Quote, without change, all of the lines that follow.

Figure content listings:
↓

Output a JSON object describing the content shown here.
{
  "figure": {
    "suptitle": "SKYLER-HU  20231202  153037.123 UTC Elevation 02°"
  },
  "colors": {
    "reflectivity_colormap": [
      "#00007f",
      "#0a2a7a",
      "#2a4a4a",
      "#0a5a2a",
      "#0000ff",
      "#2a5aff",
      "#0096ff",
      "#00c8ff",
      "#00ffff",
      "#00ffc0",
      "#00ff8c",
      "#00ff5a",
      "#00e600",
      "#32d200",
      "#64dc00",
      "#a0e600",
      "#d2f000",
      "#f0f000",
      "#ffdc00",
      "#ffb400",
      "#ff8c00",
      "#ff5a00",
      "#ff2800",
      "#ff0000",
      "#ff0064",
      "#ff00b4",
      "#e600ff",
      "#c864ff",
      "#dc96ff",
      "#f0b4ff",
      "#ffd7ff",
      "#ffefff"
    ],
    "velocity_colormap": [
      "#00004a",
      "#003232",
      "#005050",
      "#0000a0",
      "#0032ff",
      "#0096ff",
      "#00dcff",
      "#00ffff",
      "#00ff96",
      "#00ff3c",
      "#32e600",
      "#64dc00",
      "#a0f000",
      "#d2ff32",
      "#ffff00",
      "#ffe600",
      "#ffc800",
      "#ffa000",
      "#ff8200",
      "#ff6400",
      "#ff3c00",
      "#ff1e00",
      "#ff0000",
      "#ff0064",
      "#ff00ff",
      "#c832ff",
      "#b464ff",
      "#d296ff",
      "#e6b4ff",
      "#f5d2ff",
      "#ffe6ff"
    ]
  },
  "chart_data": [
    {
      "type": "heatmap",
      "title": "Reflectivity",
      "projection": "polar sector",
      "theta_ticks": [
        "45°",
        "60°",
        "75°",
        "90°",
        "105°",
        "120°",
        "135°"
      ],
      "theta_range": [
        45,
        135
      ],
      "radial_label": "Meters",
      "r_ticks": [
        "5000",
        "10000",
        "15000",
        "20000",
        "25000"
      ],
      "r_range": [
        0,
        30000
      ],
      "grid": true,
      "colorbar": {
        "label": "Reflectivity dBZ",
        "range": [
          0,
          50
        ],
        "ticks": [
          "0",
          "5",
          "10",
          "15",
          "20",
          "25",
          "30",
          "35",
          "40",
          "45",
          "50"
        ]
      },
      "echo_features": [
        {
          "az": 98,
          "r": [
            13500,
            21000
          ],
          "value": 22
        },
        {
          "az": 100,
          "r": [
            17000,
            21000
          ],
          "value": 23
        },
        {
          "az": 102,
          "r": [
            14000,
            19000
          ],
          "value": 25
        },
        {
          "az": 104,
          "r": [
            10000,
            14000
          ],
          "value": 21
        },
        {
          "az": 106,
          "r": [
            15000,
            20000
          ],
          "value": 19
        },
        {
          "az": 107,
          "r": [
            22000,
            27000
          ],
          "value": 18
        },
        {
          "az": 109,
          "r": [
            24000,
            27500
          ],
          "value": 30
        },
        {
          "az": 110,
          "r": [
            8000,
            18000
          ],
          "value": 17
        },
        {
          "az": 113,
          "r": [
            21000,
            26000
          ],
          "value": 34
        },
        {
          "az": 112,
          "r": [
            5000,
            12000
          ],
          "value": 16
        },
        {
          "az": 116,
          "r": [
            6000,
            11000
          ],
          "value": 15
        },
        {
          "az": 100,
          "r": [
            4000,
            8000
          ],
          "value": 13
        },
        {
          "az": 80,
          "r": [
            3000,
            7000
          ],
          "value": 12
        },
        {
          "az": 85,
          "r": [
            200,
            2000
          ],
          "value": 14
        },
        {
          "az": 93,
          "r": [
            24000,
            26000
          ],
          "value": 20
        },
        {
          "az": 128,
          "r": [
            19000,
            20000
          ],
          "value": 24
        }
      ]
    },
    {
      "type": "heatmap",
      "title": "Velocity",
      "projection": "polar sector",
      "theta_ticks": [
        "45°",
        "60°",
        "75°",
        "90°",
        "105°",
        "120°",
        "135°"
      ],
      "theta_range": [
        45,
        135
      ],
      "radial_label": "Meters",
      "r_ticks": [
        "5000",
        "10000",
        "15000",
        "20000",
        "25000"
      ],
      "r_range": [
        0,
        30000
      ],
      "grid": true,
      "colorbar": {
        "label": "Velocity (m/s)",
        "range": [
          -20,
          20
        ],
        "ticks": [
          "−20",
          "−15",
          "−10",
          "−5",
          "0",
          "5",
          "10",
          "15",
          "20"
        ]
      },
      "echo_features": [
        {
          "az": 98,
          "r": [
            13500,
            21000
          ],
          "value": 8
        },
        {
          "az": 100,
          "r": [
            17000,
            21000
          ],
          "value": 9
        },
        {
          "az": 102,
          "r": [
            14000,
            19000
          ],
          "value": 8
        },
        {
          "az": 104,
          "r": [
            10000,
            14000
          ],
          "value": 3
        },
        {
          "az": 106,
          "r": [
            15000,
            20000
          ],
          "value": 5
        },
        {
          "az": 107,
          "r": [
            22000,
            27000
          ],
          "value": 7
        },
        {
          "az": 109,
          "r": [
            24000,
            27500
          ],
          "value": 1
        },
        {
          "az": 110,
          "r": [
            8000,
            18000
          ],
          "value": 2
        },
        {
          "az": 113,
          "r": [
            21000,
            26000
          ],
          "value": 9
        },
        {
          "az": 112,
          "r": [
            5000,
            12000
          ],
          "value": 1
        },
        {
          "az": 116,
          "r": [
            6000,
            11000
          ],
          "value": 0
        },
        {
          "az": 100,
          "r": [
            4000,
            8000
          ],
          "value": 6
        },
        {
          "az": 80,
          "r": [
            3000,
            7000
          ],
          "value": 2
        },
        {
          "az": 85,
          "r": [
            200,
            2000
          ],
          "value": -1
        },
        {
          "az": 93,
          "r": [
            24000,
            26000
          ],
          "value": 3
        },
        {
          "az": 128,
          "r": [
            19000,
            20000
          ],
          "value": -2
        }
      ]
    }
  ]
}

↑

▶ [Answer for the task]:
Output a JSON object describing the content shown here.
{
  "figure": {
    "suptitle": "SKYLER-HU  20231202  153037.123 UTC Elevation 02°"
  },
  "colors": {
    "reflectivity_colormap": [
      "#00007f",
      "#0a2a7a",
      "#2a4a4a",
      "#0a5a2a",
      "#0000ff",
      "#2a5aff",
      "#0096ff",
      "#00c8ff",
      "#00ffff",
      "#00ffc0",
      "#00ff8c",
      "#00ff5a",
      "#00e600",
      "#32d200",
      "#64dc00",
      "#a0e600",
      "#d2f000",
      "#f0f000",
      "#ffdc00",
      "#ffb400",
      "#ff8c00",
      "#ff5a00",
      "#ff2800",
      "#ff0000",
      "#ff0064",
      "#ff00b4",
      "#e600ff",
      "#c864ff",
      "#dc96ff",
      "#f0b4ff",
      "#ffd7ff",
      "#ffefff"
    ],
    "velocity_colormap": [
      "#00004a",
      "#003232",
      "#005050",
      "#0000a0",
      "#0032ff",
      "#0096ff",
      "#00dcff",
      "#00ffff",
      "#00ff96",
      "#00ff3c",
      "#32e600",
      "#64dc00",
      "#a0f000",
      "#d2ff32",
      "#ffff00",
      "#ffe600",
      "#ffc800",
      "#ffa000",
      "#ff8200",
      "#ff6400",
      "#ff3c00",
      "#ff1e00",
      "#ff0000",
      "#ff0064",
      "#ff00ff",
      "#c832ff",
      "#b464ff",
      "#d296ff",
      "#e6b4ff",
      "#f5d2ff",
      "#ffe6ff"
    ]
  },
  "chart_data": [
    {
      "type": "heatmap",
      "title": "Reflectivity",
      "projection": "polar sector",
      "theta_ticks": [
        "45°",
        "60°",
        "75°",
        "90°",
        "105°",
        "120°",
        "135°"
      ],
      "theta_range": [
        45,
        135
      ],
      "radial_label": "Meters",
      "r_ticks": [
        "5000",
        "10000",
        "15000",
        "20000",
        "25000"
      ],
      "r_range": [
        0,
        30000
      ],
      "grid": true,
      "colorbar": {
        "label": "Reflectivity dBZ",
        "range": [
          0,
          50
        ],
        "ticks": [
          "0",
          "5",
          "10",
          "15",
          "20",
          "25",
          "30",
          "35",
          "40",
          "45",
          "50"
        ]
      },
      "echo_features": [
        {
          "az": 98,
          "r": [
            13500,
            21000
          ],
          "value": 22
        },
        {
          "az": 100,
          "r": [
            17000,
            21000
          ],
          "value": 23
        },
        {
          "az": 102,
          "r": [
            14000,
            19000
          ],
          "value": 25
        },
        {
          "az": 104,
          "r": [
            10000,
            14000
          ],
          "value": 21
        },
        {
          "az": 106,
          "r": [
            15000,
            20000
          ],
          "value": 19
        },
        {
          "az": 107,
          "r": [
            22000,
            27000
          ],
          "value": 18
        },
        {
          "az": 109,
          "r": [
            24000,
            27500
          ],
          "value": 30
        },
        {
          "az": 110,
          "r": [
            8000,
            18000
          ],
          "value": 17
        },
        {
          "az": 113,
          "r": [
            21000,
            26000
          ],
          "value": 34
        },
        {
          "az": 112,
          "r": [
            5000,
            12000
          ],
          "value": 16
        },
        {
          "az": 116,
          "r": [
            6000,
            11000
          ],
          "value": 15
        },
        {
          "az": 100,
          "r": [
            4000,
            8000
          ],
          "value": 13
        },
        {
          "az": 80,
          "r": [
            3000,
            7000
          ],
          "value": 12
        },
        {
          "az": 85,
          "r": [
            200,
            2000
          ],
          "value": 14
        },
        {
          "az": 93,
          "r": [
            24000,
            26000
          ],
          "value": 20
        },
        {
          "az": 128,
          "r": [
            19000,
            20000
          ],
          "value": 24
        }
      ]
    },
    {
      "type": "heatmap",
      "title": "Velocity",
      "projection": "polar sector",
      "theta_ticks": [
        "45°",
        "60°",
        "75°",
        "90°",
        "105°",
        "120°",
        "135°"
      ],
      "theta_range": [
        45,
        135
      ],
      "radial_label": "Meters",
      "r_ticks": [
        "5000",
        "10000",
        "15000",
        "20000",
        "25000"
      ],
      "r_range": [
        0,
        30000
      ],
      "grid": true,
      "colorbar": {
        "label": "Velocity (m/s)",
        "range": [
          -20,
          20
        ],
        "ticks": [
          "−20",
          "−15",
          "−10",
          "−5",
          "0",
          "5",
          "10",
          "15",
          "20"
        ]
      },
      "echo_features": [
        {
          "az": 98,
          "r": [
            13500,
            21000
          ],
          "value": 8
        },
        {
          "az": 100,
          "r": [
            17000,
            21000
          ],
          "value": 9
        },
        {
          "az": 102,
          "r": [
            14000,
            19000
          ],
          "value": 8
        },
        {
          "az": 104,
          "r": [
            10000,
            14000
          ],
          "value": 3
        },
        {
          "az": 106,
          "r": [
            15000,
            20000
          ],
          "value": 5
        },
        {
          "az": 107,
          "r": [
            22000,
            27000
          ],
          "value": 7
        },
        {
          "az": 109,
          "r": [
            24000,
            27500
          ],
          "value": 1
        },
        {
          "az": 110,
          "r": [
            8000,
            18000
          ],
          "value": 2
        },
        {
          "az": 113,
          "r": [
            21000,
            26000
          ],
          "value": 9
        },
        {
          "az": 112,
          "r": [
            5000,
            12000
          ],
          "value": 1
        },
        {
          "az": 116,
          "r": [
            6000,
            11000
          ],
          "value": 0
        },
        {
          "az": 100,
          "r": [
            4000,
            8000
          ],
          "value": 6
        },
        {
          "az": 80,
          "r": [
            3000,
            7000
          ],
          "value": 2
        },
        {
          "az": 85,
          "r": [
            200,
            2000
          ],
          "value": -1
        },
        {
          "az": 93,
          "r": [
            24000,
            26000
          ],
          "value": 3
        },
        {
          "az": 128,
          "r": [
            19000,
            20000
          ],
          "value": -2
        }
      ]
    }
  ]
}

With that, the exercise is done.